● Records for the exercise
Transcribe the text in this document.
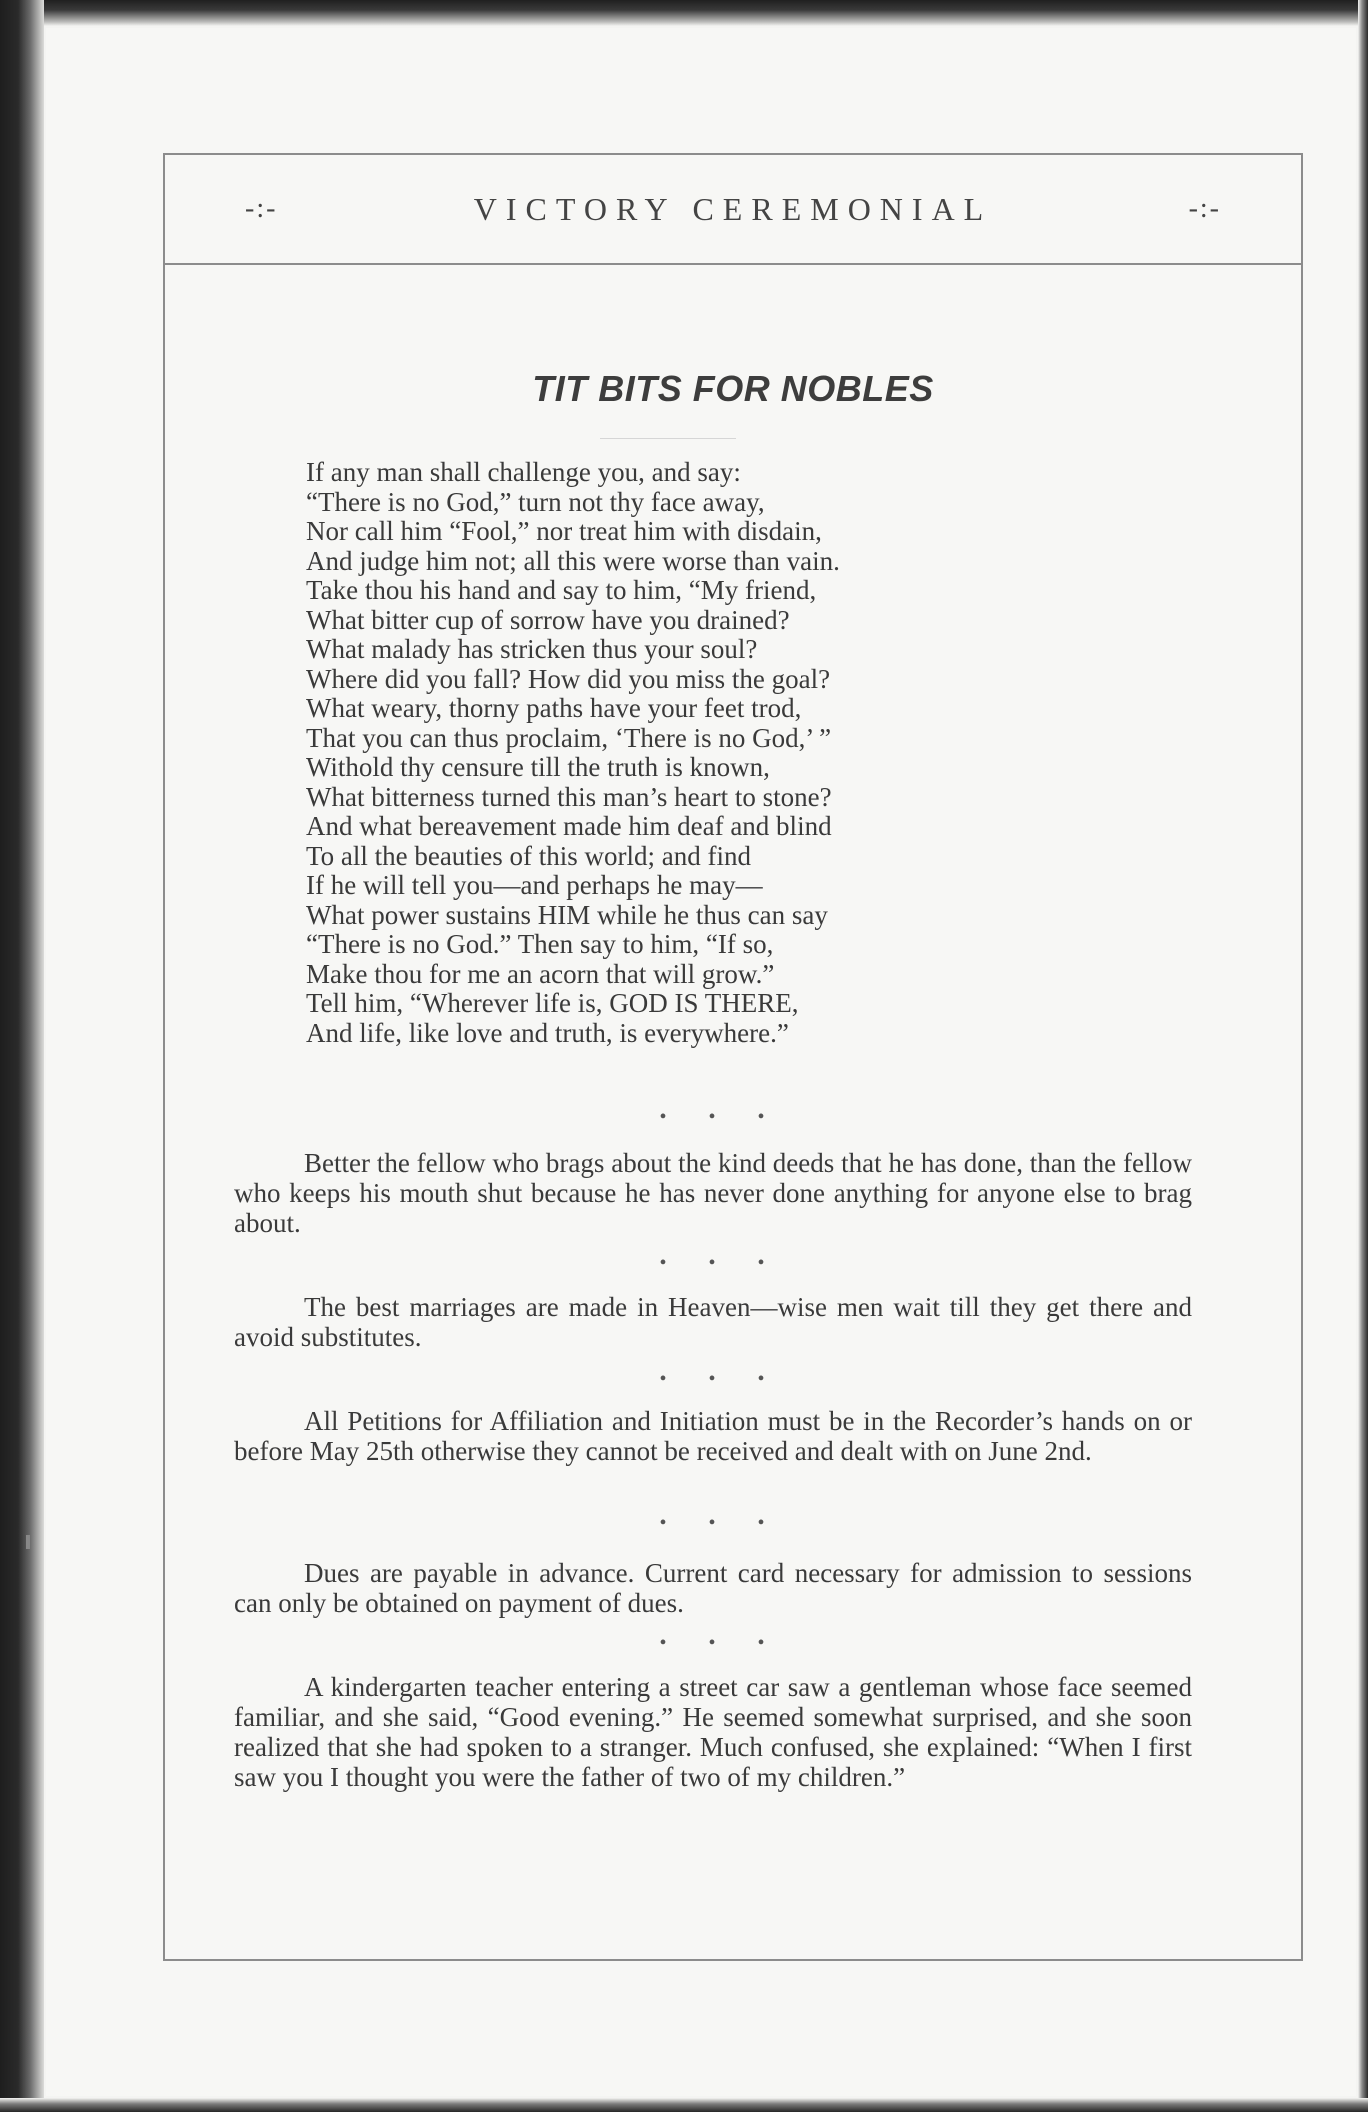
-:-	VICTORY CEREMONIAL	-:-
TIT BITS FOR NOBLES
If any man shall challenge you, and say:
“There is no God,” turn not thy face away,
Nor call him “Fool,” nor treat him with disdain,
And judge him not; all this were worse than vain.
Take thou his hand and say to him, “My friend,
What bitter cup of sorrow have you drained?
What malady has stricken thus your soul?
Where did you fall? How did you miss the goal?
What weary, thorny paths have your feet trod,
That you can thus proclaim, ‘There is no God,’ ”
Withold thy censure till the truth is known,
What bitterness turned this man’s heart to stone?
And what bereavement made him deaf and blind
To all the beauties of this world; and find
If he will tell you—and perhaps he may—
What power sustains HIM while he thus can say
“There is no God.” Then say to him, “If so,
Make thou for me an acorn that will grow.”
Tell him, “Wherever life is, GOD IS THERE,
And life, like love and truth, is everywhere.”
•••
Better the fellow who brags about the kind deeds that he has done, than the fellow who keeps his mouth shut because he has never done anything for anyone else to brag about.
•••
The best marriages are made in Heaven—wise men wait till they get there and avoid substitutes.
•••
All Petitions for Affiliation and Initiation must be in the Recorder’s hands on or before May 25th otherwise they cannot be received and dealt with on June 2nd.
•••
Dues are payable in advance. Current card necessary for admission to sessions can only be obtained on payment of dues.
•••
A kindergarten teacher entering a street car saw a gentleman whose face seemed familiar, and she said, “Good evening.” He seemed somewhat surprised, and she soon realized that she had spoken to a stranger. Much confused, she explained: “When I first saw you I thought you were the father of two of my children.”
* * *
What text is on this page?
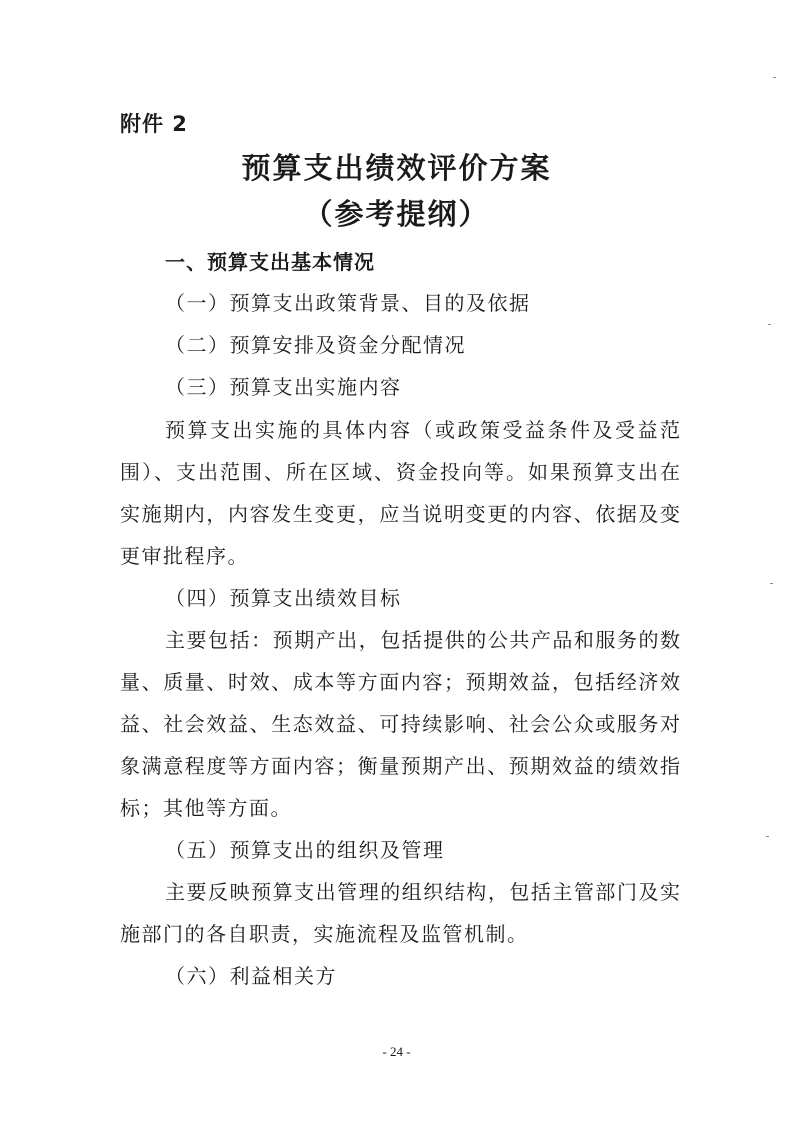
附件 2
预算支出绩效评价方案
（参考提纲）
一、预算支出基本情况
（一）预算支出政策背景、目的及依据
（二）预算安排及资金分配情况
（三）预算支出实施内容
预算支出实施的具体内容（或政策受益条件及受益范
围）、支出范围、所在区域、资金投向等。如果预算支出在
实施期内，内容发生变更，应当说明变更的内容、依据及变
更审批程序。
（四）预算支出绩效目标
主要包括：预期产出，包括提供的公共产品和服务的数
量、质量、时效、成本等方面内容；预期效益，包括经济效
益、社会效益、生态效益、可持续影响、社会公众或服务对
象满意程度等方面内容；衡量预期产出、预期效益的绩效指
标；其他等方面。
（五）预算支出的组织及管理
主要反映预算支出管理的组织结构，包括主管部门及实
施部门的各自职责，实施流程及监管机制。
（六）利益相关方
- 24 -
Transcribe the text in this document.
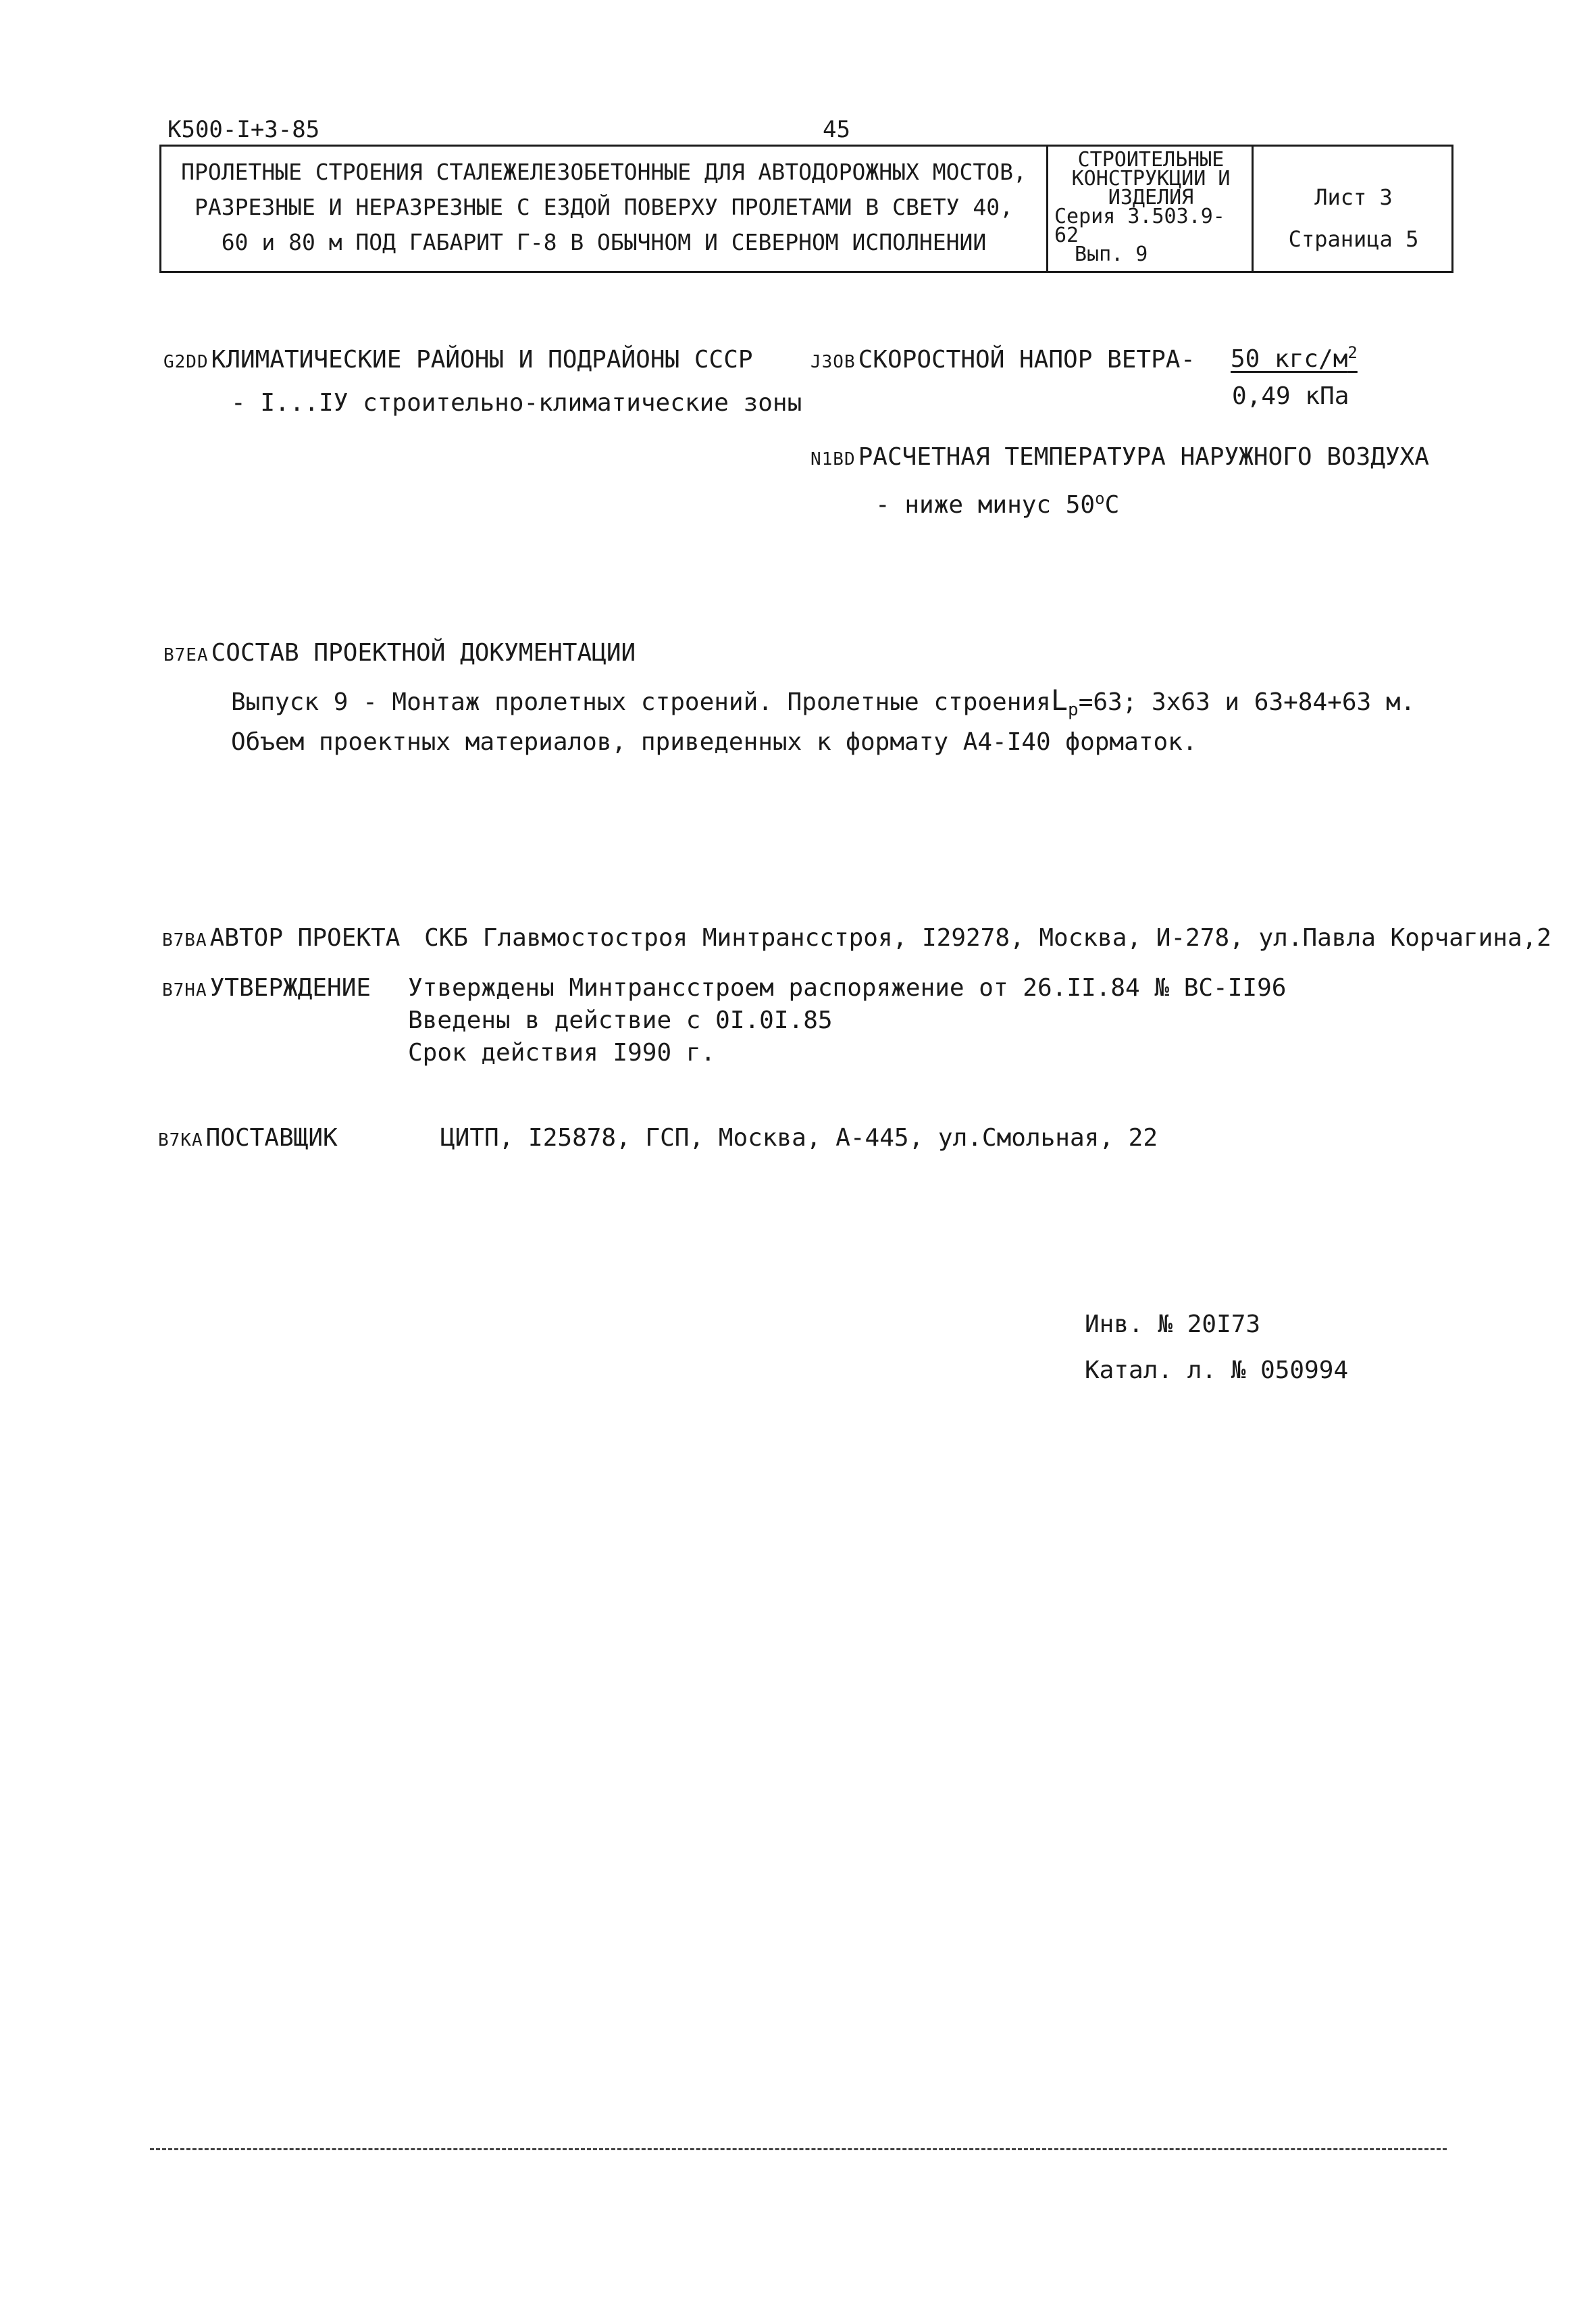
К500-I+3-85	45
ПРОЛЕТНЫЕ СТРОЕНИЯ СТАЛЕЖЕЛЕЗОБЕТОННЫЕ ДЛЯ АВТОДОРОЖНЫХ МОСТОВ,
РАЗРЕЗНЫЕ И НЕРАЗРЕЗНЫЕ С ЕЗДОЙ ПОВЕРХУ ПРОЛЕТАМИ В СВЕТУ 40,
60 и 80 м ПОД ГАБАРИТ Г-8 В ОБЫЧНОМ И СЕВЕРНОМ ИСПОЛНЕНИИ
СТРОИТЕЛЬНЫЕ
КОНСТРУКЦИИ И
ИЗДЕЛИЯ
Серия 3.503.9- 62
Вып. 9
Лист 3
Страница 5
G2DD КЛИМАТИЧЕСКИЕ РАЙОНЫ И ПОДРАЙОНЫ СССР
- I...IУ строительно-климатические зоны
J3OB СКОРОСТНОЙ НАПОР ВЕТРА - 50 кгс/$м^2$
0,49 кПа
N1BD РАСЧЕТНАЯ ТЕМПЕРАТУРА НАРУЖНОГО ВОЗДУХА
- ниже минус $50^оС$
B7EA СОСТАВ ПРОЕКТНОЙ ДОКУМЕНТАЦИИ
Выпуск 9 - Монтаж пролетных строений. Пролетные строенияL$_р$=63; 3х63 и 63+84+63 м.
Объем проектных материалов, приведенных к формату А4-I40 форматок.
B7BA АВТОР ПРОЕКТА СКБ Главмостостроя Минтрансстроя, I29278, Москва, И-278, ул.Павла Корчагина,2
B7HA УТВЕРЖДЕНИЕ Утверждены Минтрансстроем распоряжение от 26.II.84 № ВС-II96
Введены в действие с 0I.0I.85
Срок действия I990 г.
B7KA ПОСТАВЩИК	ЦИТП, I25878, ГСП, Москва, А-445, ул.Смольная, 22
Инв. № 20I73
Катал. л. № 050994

● Work instructions
Of the lines in the material, how many contain the word "truth"? Reply with the number and nothing else.

● Full output
2